The exercise: Output every entry exactly, from the first line to the last.

Stored items:
....
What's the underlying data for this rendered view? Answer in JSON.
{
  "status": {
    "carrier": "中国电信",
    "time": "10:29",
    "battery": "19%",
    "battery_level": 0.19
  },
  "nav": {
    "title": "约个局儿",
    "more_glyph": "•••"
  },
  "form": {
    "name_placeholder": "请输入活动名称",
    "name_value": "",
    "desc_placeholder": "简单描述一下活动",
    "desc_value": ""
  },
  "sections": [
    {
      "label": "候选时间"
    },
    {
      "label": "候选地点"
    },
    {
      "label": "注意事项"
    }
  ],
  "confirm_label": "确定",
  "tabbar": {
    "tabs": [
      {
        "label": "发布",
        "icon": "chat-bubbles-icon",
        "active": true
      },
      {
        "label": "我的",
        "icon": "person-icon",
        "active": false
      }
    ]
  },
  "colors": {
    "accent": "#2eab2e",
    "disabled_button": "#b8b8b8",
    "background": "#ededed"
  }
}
....
Exercise solution:
What's the underlying data for this rendered view? Answer in JSON.
{
  "status": {
    "carrier": "中国电信",
    "time": "10:29",
    "battery": "19%",
    "battery_level": 0.19
  },
  "nav": {
    "title": "约个局儿",
    "more_glyph": "•••"
  },
  "form": {
    "name_placeholder": "请输入活动名称",
    "name_value": "",
    "desc_placeholder": "简单描述一下活动",
    "desc_value": ""
  },
  "sections": [
    {
      "label": "候选时间"
    },
    {
      "label": "候选地点"
    },
    {
      "label": "注意事项"
    }
  ],
  "confirm_label": "确定",
  "tabbar": {
    "tabs": [
      {
        "label": "发布",
        "icon": "chat-bubbles-icon",
        "active": true
      },
      {
        "label": "我的",
        "icon": "person-icon",
        "active": false
      }
    ]
  },
  "colors": {
    "accent": "#2eab2e",
    "disabled_button": "#b8b8b8",
    "background": "#ededed"
  }
}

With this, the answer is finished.